··· Records supplied
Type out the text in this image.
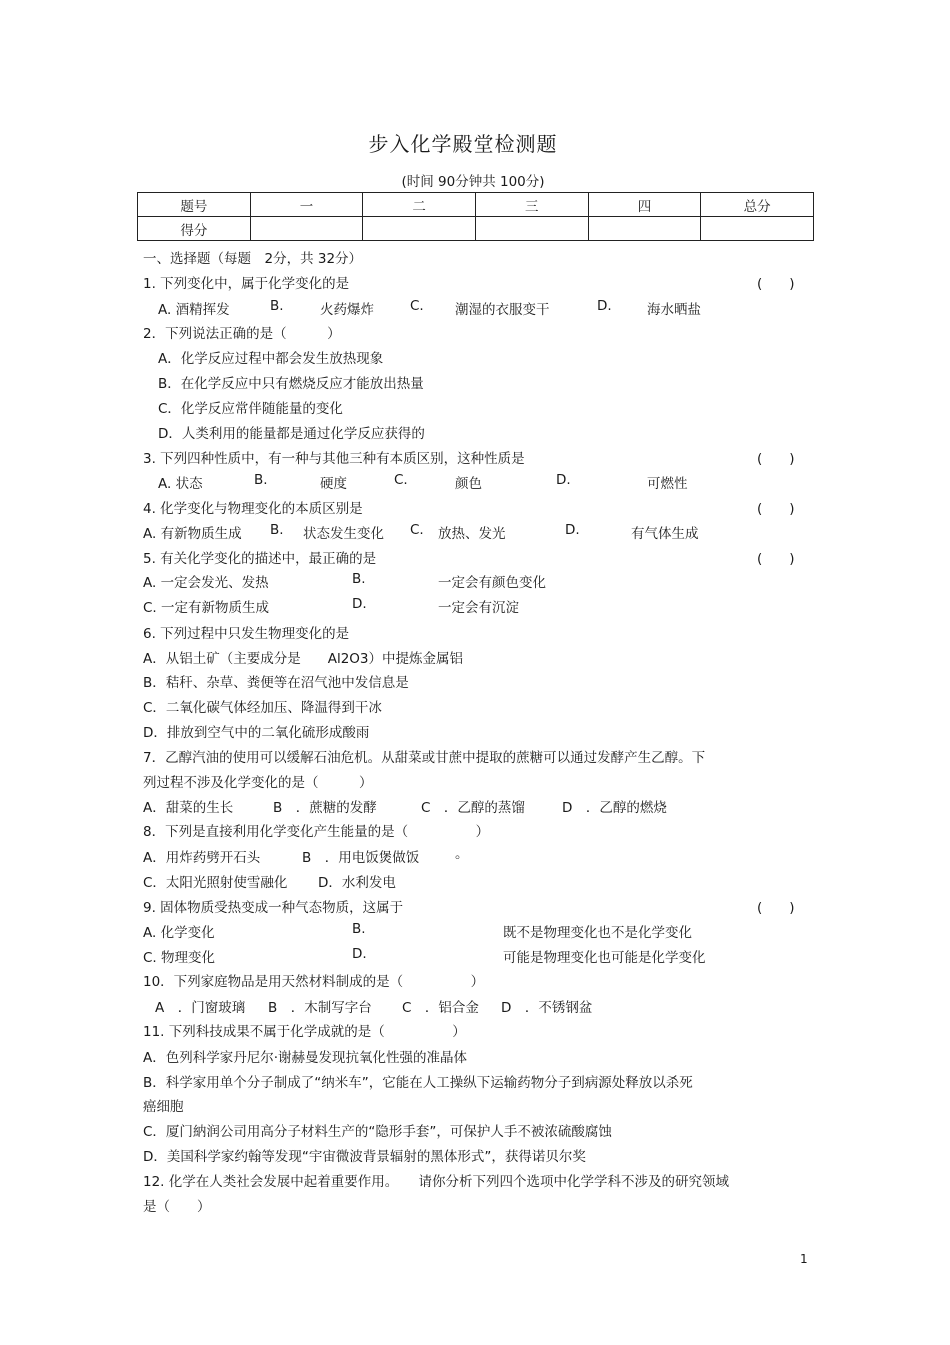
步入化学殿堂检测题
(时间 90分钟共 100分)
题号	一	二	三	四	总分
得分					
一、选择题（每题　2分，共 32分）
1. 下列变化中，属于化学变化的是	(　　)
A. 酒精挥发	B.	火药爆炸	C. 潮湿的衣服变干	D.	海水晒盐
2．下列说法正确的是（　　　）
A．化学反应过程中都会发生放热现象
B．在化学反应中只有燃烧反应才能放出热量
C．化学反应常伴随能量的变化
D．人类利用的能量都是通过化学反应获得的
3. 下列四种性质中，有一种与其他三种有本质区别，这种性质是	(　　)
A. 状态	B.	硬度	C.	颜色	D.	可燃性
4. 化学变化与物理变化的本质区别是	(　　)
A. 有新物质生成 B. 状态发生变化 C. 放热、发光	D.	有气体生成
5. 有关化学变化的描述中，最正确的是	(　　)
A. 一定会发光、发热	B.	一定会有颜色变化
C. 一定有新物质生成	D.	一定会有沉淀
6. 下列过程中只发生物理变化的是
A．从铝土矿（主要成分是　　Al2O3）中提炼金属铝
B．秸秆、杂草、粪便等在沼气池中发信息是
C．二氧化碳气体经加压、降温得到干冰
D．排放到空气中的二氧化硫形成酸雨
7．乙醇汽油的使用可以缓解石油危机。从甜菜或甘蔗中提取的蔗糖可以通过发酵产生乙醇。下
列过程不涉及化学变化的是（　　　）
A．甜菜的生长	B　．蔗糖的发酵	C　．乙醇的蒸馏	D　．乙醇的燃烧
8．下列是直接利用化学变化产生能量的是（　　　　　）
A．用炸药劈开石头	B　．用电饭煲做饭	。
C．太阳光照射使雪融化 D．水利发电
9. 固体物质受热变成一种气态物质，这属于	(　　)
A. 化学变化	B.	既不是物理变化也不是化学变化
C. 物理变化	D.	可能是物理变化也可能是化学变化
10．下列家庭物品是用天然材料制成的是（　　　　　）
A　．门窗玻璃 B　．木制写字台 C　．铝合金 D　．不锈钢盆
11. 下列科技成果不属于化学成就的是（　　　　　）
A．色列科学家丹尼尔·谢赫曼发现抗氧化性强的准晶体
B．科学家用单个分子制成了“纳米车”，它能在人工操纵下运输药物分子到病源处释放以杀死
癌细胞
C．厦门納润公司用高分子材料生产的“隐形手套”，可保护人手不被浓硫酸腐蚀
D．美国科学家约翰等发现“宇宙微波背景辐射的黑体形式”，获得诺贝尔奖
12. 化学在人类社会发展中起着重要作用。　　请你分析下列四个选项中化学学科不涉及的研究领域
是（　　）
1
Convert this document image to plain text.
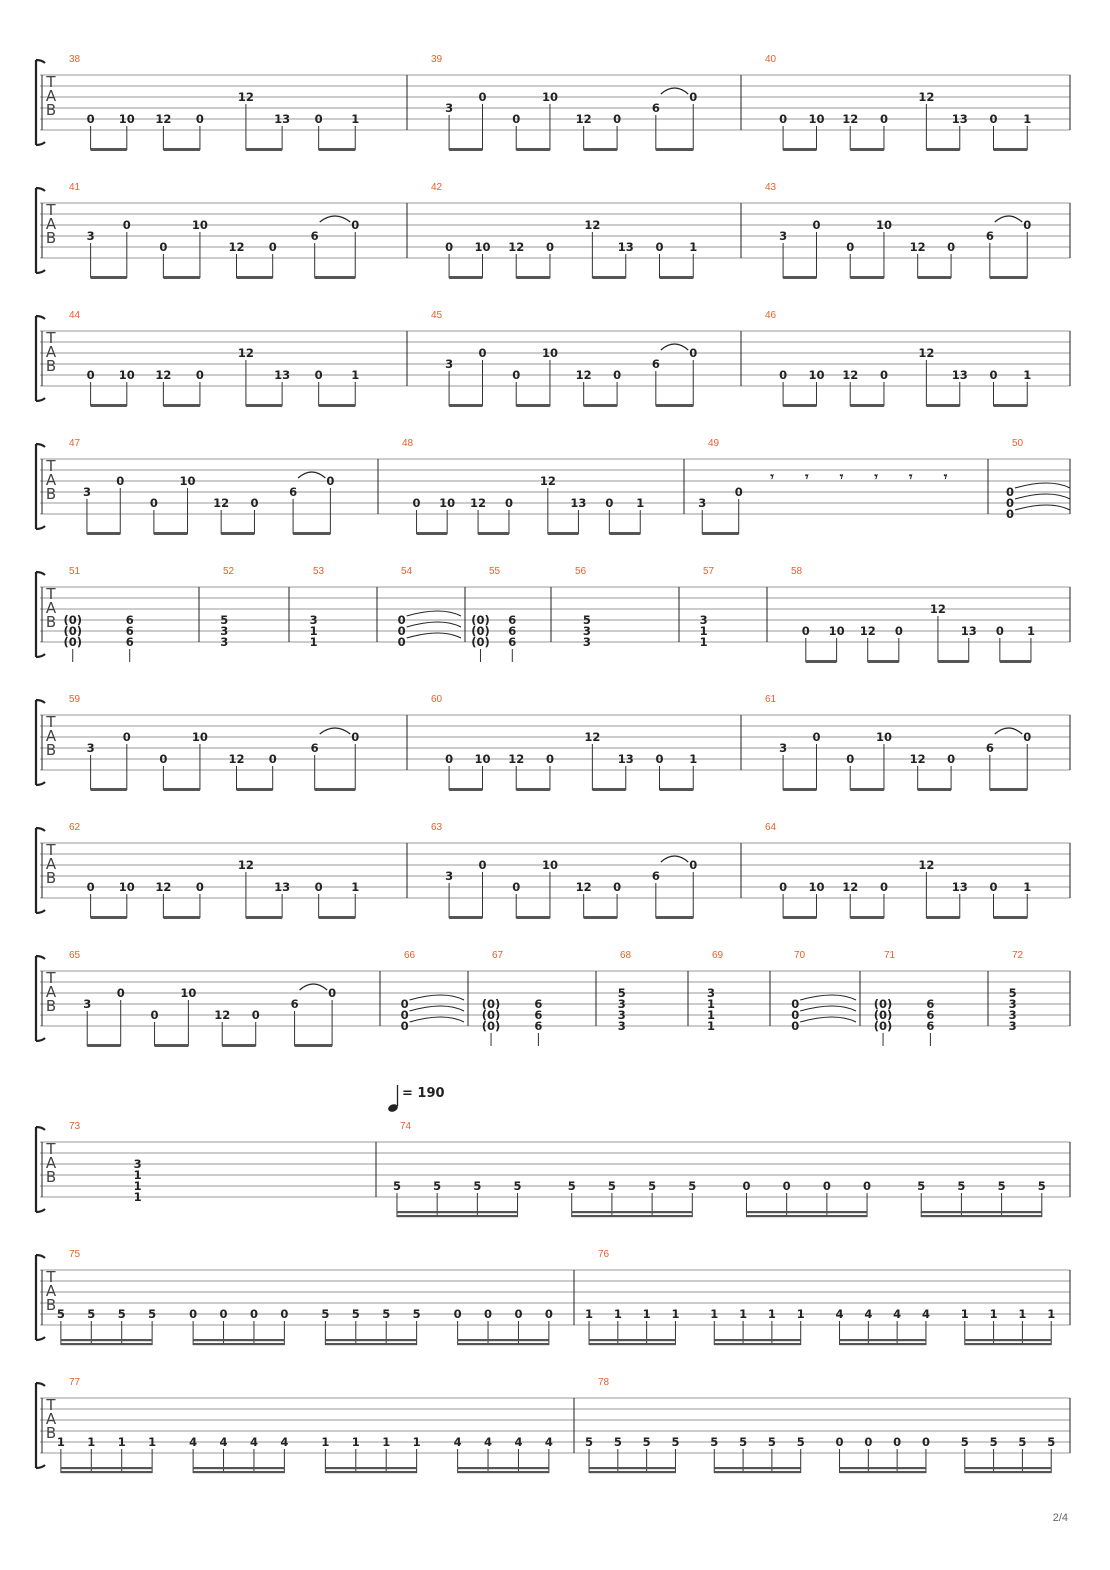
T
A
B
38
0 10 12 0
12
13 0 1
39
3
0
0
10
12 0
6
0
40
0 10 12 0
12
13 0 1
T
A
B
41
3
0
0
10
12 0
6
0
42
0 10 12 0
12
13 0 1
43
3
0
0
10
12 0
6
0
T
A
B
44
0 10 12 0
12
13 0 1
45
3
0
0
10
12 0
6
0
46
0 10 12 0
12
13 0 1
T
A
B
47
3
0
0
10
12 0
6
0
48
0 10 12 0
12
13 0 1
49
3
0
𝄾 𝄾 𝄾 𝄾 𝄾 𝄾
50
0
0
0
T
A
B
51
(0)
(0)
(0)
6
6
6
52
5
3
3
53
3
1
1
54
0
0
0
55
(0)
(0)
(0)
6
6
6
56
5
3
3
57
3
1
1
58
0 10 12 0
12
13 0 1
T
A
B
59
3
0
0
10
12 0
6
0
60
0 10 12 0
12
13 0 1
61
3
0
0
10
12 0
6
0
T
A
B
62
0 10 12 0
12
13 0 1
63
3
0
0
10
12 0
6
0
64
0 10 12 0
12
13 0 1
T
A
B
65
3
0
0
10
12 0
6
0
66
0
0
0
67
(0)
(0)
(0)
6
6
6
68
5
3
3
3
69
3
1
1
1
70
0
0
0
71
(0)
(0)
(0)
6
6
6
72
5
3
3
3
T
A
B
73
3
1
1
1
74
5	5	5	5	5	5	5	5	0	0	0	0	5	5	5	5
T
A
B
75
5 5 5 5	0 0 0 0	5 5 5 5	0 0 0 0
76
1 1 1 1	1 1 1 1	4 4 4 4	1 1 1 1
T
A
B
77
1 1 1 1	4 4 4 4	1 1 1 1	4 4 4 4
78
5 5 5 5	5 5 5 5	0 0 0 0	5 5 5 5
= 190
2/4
······
Write the lines from the line containing "Convert this document image to plain text." through the last line of the data out again exactly, and only those lines; pictures stay out.

Convert this document image to plain text.
T
A
B
38
0 10 12 0
12
13 0 1
39
3
0
0
10
12 0
6
0
40
0 10 12 0
12
13 0 1
T
A
B
41
3
0
0
10
12 0
6
0
42
0 10 12 0
12
13 0 1
43
3
0
0
10
12 0
6
0
T
A
B
44
0 10 12 0
12
13 0 1
45
3
0
0
10
12 0
6
0
46
0 10 12 0
12
13 0 1
T
A
B
47
3
0
0
10
12 0
6
0
48
0 10 12 0
12
13 0 1
49
3
0
𝄾 𝄾 𝄾 𝄾 𝄾 𝄾
50
0
0
0
T
A
B
51
(0)
(0)
(0)
6
6
6
52
5
3
3
53
3
1
1
54
0
0
0
55
(0)
(0)
(0)
6
6
6
56
5
3
3
57
3
1
1
58
0 10 12 0
12
13 0 1
T
A
B
59
3
0
0
10
12 0
6
0
60
0 10 12 0
12
13 0 1
61
3
0
0
10
12 0
6
0
T
A
B
62
0 10 12 0
12
13 0 1
63
3
0
0
10
12 0
6
0
64
0 10 12 0
12
13 0 1
T
A
B
65
3
0
0
10
12 0
6
0
66
0
0
0
67
(0)
(0)
(0)
6
6
6
68
5
3
3
3
69
3
1
1
1
70
0
0
0
71
(0)
(0)
(0)
6
6
6
72
5
3
3
3
T
A
B
73
3
1
1
1
74
5	5	5	5	5	5	5	5	0	0	0	0	5	5	5	5
T
A
B
75
5 5 5 5	0 0 0 0	5 5 5 5	0 0 0 0
76
1 1 1 1	1 1 1 1	4 4 4 4	1 1 1 1
T
A
B
77
1 1 1 1	4 4 4 4	1 1 1 1	4 4 4 4
78
5 5 5 5	5 5 5 5	0 0 0 0	5 5 5 5
= 190
2/4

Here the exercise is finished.